— Exercise requirements —
Each line of the material must be repeated precisely, with the pictures left out.

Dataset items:
◇ ◇ ◇
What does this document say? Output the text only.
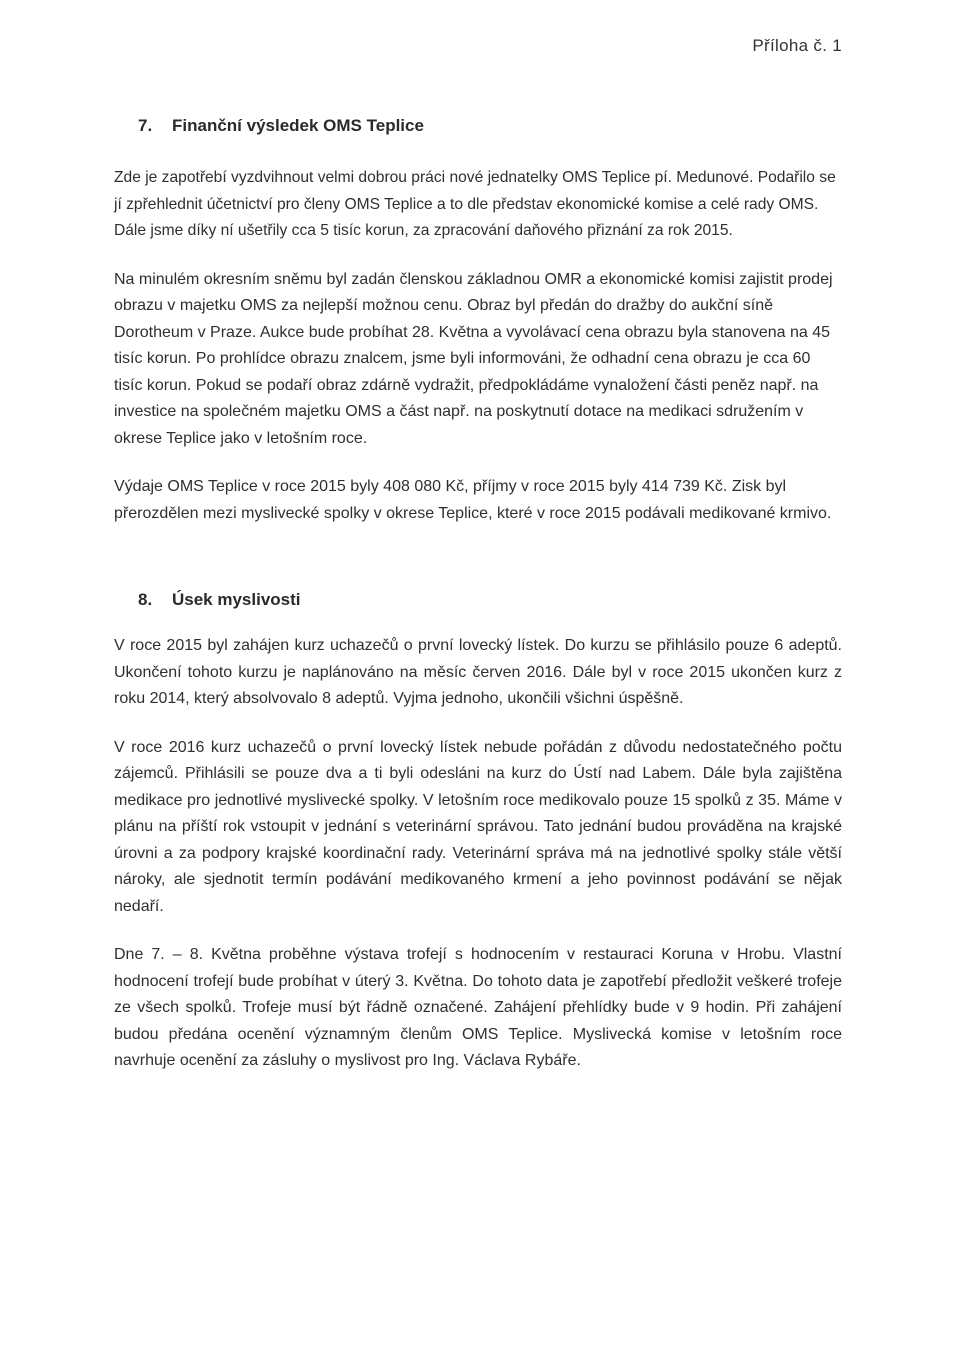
Příloha č. 1
7. Finanční výsledek OMS Teplice

Zde je zapotřebí vyzdvihnout velmi dobrou práci nové jednatelky OMS Teplice pí. Medunové. Podařilo se jí zpřehlednit účetnictví pro členy OMS Teplice a to dle představ ekonomické komise a celé rady OMS. Dále jsme díky ní ušetřily cca 5 tisíc korun, za zpracování daňového přiznání za rok 2015.

Na minulém okresním sněmu byl zadán členskou základnou OMR a ekonomické komisi zajistit prodej obrazu v majetku OMS za nejlepší možnou cenu. Obraz byl předán do dražby do aukční síně Dorotheum v Praze. Aukce bude probíhat 28. Května a vyvolávací cena obrazu byla stanovena na 45 tisíc korun. Po prohlídce obrazu znalcem, jsme byli informováni, že odhadní cena obrazu je cca 60 tisíc korun. Pokud se podaří obraz zdárně vydražit, předpokládáme vynaložení části peněz např. na investice na společném majetku OMS a část např. na poskytnutí dotace na medikaci sdružením v okrese Teplice jako v letošním roce.

Výdaje OMS Teplice v roce 2015 byly 408 080 Kč, příjmy v roce 2015 byly 414 739 Kč. Zisk byl přerozdělen mezi myslivecké spolky v okrese Teplice, které v roce 2015 podávali medikované krmivo.

8. Úsek myslivosti

V roce 2015 byl zahájen kurz uchazečů o první lovecký lístek. Do kurzu se přihlásilo pouze 6 adeptů. Ukončení tohoto kurzu je naplánováno na měsíc červen 2016. Dále byl v roce 2015 ukončen kurz z roku 2014, který absolvovalo 8 adeptů. Vyjma jednoho, ukončili všichni úspěšně.

V roce 2016 kurz uchazečů o první lovecký lístek nebude pořádán z důvodu nedostatečného počtu zájemců. Přihlásili se pouze dva a ti byli odesláni na kurz do Ústí nad Labem. Dále byla zajištěna medikace pro jednotlivé myslivecké spolky. V letošním roce medikovalo pouze 15 spolků z 35. Máme v plánu na příští rok vstoupit v jednání s veterinární správou. Tato jednání budou prováděna na krajské úrovni a za podpory krajské koordinační rady. Veterinární správa má na jednotlivé spolky stále větší nároky, ale sjednotit termín podávání medikovaného krmení a jeho povinnost podávání se nějak nedaří.

Dne 7. – 8. Května proběhne výstava trofejí s hodnocením v restauraci Koruna v Hrobu. Vlastní hodnocení trofejí bude probíhat v úterý 3. Května. Do tohoto data je zapotřebí předložit veškeré trofeje ze všech spolků. Trofeje musí být řádně označené. Zahájení přehlídky bude v 9 hodin. Při zahájení budou předána ocenění významným členům OMS Teplice. Myslivecká komise v letošním roce navrhuje ocenění za zásluhy o myslivost pro Ing. Václava Rybáře.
◇ ◇ ◇
— Output for this exercise —
What does this document say? Output the text only.
Příloha č. 1
7. Finanční výsledek OMS Teplice

Zde je zapotřebí vyzdvihnout velmi dobrou práci nové jednatelky OMS Teplice pí. Medunové. Podařilo se jí zpřehlednit účetnictví pro členy OMS Teplice a to dle představ ekonomické komise a celé rady OMS. Dále jsme díky ní ušetřily cca 5 tisíc korun, za zpracování daňového přiznání za rok 2015.

Na minulém okresním sněmu byl zadán členskou základnou OMR a ekonomické komisi zajistit prodej obrazu v majetku OMS za nejlepší možnou cenu. Obraz byl předán do dražby do aukční síně Dorotheum v Praze. Aukce bude probíhat 28. Května a vyvolávací cena obrazu byla stanovena na 45 tisíc korun. Po prohlídce obrazu znalcem, jsme byli informováni, že odhadní cena obrazu je cca 60 tisíc korun. Pokud se podaří obraz zdárně vydražit, předpokládáme vynaložení části peněz např. na investice na společném majetku OMS a část např. na poskytnutí dotace na medikaci sdružením v okrese Teplice jako v letošním roce.

Výdaje OMS Teplice v roce 2015 byly 408 080 Kč, příjmy v roce 2015 byly 414 739 Kč. Zisk byl přerozdělen mezi myslivecké spolky v okrese Teplice, které v roce 2015 podávali medikované krmivo.

8. Úsek myslivosti

V roce 2015 byl zahájen kurz uchazečů o první lovecký lístek. Do kurzu se přihlásilo pouze 6 adeptů. Ukončení tohoto kurzu je naplánováno na měsíc červen 2016. Dále byl v roce 2015 ukončen kurz z roku 2014, který absolvovalo 8 adeptů. Vyjma jednoho, ukončili všichni úspěšně.

V roce 2016 kurz uchazečů o první lovecký lístek nebude pořádán z důvodu nedostatečného počtu zájemců. Přihlásili se pouze dva a ti byli odesláni na kurz do Ústí nad Labem. Dále byla zajištěna medikace pro jednotlivé myslivecké spolky. V letošním roce medikovalo pouze 15 spolků z 35. Máme v plánu na příští rok vstoupit v jednání s veterinární správou. Tato jednání budou prováděna na krajské úrovni a za podpory krajské koordinační rady. Veterinární správa má na jednotlivé spolky stále větší nároky, ale sjednotit termín podávání medikovaného krmení a jeho povinnost podávání se nějak nedaří.

Dne 7. – 8. Května proběhne výstava trofejí s hodnocením v restauraci Koruna v Hrobu. Vlastní hodnocení trofejí bude probíhat v úterý 3. Května. Do tohoto data je zapotřebí předložit veškeré trofeje ze všech spolků. Trofeje musí být řádně označené. Zahájení přehlídky bude v 9 hodin. Při zahájení budou předána ocenění významným členům OMS Teplice. Myslivecká komise v letošním roce navrhuje ocenění za zásluhy o myslivost pro Ing. Václava Rybáře.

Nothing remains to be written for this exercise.